● Task to complete: Go through the material below and copy all lines with "zlabel".

● Recorded data:
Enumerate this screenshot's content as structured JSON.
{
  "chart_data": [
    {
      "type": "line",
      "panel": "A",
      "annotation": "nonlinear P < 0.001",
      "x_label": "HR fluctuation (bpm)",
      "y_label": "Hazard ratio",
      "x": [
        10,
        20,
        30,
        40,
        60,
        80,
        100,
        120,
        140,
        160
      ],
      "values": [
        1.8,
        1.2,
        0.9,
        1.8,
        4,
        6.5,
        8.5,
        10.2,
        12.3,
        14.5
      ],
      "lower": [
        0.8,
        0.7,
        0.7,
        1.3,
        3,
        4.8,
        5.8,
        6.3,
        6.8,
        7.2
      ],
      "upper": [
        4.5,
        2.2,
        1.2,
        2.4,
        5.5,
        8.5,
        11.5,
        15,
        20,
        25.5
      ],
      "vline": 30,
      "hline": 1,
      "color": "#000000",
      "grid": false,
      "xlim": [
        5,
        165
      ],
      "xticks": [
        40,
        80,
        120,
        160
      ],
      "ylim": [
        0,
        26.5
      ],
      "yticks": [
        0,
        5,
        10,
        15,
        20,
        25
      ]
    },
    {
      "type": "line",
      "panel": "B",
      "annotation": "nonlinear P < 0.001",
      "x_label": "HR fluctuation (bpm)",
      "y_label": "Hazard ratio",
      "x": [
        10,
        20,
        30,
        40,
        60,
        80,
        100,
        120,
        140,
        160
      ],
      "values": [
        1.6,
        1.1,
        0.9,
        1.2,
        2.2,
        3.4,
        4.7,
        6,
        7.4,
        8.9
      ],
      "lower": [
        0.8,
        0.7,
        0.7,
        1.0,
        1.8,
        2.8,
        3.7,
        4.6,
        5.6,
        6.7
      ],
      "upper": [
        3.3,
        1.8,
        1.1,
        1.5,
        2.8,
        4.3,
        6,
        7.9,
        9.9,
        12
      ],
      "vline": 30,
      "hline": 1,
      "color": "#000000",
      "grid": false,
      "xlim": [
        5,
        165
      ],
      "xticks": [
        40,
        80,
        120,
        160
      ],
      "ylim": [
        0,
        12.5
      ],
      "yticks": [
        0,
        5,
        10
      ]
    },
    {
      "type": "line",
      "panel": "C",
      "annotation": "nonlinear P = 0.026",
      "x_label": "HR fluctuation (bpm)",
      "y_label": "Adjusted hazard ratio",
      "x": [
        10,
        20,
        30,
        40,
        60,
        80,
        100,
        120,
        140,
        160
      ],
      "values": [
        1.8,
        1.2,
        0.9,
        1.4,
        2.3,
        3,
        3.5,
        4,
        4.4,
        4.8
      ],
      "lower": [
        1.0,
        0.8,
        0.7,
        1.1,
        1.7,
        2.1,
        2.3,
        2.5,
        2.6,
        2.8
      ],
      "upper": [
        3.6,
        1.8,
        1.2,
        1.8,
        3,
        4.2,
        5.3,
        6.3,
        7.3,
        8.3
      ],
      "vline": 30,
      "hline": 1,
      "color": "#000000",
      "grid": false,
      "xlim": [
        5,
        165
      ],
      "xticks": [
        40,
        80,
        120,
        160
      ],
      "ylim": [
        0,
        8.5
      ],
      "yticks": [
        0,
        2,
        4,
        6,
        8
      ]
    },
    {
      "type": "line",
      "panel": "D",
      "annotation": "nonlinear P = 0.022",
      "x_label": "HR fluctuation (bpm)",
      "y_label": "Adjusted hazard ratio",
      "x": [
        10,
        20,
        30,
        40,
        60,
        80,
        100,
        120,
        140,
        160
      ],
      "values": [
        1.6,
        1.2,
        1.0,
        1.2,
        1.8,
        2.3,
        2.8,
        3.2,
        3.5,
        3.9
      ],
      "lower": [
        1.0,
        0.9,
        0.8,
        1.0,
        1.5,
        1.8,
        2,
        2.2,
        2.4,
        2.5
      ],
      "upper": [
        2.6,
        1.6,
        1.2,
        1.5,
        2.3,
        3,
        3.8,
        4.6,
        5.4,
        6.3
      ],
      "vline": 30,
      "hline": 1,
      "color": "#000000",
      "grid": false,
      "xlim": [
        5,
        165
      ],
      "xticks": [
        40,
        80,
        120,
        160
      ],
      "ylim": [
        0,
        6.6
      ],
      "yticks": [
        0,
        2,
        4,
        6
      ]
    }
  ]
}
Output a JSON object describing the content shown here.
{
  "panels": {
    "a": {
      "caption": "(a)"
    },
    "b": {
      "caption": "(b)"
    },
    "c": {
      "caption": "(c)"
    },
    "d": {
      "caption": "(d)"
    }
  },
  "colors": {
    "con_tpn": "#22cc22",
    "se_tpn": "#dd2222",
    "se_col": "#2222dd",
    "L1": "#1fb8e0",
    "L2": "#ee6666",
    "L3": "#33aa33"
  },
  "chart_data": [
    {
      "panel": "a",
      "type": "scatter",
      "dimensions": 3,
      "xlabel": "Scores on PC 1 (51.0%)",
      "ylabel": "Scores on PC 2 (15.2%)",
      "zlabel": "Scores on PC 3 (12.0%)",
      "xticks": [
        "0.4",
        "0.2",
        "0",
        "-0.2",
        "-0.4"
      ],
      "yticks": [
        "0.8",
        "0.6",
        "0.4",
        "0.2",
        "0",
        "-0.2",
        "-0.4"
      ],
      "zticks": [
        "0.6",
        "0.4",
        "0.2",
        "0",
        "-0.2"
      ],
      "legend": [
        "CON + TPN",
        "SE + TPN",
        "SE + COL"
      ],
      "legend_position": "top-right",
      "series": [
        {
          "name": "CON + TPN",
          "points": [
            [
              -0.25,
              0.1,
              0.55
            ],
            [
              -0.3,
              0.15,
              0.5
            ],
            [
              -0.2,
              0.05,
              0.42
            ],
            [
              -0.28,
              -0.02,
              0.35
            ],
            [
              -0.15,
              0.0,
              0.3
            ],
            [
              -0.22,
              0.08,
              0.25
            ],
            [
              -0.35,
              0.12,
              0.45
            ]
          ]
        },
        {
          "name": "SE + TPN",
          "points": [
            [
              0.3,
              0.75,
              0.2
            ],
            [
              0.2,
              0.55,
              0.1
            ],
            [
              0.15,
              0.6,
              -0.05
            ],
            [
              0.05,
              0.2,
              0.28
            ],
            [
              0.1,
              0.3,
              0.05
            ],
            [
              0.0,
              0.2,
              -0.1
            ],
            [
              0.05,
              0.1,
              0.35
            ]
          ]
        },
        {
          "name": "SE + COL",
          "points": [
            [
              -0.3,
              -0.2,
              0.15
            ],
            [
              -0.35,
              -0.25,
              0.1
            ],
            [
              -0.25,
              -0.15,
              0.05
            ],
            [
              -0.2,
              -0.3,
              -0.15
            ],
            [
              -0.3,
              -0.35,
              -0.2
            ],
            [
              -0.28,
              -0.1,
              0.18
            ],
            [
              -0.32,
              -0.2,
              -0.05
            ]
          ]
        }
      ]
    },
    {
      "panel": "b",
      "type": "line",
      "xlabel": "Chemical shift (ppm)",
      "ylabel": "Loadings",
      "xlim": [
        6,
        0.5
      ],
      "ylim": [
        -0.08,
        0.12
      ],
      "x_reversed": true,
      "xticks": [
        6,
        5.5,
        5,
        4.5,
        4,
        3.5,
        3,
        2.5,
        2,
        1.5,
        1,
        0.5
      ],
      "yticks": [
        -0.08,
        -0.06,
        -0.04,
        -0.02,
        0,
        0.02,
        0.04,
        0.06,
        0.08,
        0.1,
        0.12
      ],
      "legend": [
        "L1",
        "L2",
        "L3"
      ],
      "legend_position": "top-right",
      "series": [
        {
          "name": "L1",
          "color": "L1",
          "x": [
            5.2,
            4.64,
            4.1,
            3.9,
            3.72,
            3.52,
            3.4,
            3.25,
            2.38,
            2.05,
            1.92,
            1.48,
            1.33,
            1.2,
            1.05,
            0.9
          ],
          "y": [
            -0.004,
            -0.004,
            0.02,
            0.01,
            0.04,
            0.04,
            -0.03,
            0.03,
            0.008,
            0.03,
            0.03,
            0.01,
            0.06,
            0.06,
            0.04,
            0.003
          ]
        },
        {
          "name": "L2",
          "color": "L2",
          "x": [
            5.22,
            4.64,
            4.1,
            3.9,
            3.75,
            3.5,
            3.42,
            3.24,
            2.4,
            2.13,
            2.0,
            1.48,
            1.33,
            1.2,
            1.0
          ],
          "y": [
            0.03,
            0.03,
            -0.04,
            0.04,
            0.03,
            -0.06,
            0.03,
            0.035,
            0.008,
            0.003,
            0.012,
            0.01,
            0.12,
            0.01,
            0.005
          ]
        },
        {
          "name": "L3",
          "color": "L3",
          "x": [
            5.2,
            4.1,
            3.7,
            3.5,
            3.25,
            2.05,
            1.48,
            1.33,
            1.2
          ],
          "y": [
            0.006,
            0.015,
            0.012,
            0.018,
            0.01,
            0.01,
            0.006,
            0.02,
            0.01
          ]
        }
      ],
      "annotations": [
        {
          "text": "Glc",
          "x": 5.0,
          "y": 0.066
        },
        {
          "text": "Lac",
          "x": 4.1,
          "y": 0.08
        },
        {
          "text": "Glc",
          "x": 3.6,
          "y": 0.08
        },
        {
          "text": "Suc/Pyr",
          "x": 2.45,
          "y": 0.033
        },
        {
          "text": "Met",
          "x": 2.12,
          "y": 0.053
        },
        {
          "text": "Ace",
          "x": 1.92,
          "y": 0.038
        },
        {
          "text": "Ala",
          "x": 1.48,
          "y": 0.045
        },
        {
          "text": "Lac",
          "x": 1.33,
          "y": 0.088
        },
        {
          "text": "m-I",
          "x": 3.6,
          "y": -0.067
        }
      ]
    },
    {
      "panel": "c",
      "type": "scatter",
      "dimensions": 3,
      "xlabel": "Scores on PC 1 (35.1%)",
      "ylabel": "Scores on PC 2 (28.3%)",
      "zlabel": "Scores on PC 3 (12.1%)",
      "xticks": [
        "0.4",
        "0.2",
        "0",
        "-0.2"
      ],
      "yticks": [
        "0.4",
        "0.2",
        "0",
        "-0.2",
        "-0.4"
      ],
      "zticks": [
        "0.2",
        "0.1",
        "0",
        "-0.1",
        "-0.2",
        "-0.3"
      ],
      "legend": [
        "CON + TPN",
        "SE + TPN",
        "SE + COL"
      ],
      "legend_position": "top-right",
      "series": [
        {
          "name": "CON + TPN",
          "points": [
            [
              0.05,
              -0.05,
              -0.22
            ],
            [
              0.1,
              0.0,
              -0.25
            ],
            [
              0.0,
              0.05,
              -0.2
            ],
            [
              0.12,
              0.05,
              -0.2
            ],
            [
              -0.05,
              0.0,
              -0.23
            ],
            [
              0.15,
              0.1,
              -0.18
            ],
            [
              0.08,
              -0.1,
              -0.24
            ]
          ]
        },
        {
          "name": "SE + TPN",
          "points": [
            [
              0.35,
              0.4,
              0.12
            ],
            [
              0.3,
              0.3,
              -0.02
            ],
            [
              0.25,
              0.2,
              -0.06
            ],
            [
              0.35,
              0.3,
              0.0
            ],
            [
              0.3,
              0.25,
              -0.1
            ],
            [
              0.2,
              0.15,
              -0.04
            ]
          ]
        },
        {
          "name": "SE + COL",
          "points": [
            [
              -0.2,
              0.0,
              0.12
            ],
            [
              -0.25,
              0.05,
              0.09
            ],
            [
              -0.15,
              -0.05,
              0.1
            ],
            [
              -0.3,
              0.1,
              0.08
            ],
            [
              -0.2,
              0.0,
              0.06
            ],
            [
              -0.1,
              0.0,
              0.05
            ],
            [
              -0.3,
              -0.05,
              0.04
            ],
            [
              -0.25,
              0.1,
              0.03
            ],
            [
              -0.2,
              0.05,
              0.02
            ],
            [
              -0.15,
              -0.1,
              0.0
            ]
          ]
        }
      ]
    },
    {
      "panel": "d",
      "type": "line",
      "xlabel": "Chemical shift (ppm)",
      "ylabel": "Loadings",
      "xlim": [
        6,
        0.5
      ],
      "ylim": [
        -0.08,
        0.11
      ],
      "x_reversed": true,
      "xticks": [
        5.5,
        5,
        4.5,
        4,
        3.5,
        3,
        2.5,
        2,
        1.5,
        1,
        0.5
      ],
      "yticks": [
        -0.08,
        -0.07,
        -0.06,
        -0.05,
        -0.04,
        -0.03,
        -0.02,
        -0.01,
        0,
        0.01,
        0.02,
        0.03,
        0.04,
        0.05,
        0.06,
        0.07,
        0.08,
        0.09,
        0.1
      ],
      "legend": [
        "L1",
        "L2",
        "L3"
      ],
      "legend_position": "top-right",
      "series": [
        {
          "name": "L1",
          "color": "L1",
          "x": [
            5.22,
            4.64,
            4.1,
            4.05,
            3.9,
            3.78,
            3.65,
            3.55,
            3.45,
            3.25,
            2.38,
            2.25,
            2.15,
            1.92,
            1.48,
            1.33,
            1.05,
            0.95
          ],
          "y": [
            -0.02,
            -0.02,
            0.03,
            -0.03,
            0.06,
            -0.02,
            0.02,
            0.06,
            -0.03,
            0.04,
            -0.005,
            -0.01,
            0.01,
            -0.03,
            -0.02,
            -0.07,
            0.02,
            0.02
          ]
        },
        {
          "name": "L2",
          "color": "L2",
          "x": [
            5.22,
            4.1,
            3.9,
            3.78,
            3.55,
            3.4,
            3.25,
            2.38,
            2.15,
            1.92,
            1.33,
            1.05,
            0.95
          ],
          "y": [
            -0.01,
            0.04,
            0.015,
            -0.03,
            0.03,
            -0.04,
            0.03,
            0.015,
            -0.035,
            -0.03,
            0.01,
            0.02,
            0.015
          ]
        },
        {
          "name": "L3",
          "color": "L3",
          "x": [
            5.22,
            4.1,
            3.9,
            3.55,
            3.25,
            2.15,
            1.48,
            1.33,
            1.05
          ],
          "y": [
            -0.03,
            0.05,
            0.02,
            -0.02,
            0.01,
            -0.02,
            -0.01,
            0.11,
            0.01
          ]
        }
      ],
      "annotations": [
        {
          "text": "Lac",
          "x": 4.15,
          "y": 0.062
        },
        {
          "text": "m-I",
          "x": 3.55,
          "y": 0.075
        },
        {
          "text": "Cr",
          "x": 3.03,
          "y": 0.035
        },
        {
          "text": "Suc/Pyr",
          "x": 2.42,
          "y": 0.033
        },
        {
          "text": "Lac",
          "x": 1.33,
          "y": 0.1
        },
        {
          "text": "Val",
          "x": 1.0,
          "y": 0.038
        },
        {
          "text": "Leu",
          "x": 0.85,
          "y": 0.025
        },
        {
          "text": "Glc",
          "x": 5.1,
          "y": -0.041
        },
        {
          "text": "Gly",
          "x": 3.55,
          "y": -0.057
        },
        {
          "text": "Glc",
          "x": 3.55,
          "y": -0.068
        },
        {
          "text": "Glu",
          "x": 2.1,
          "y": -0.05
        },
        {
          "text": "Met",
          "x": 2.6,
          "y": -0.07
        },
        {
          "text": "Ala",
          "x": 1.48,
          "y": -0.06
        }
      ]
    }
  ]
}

● Final result:
      "zlabel": "Scores on PC 3 (12.0%)",
      "zlabel": "Scores on PC 3 (12.1%)",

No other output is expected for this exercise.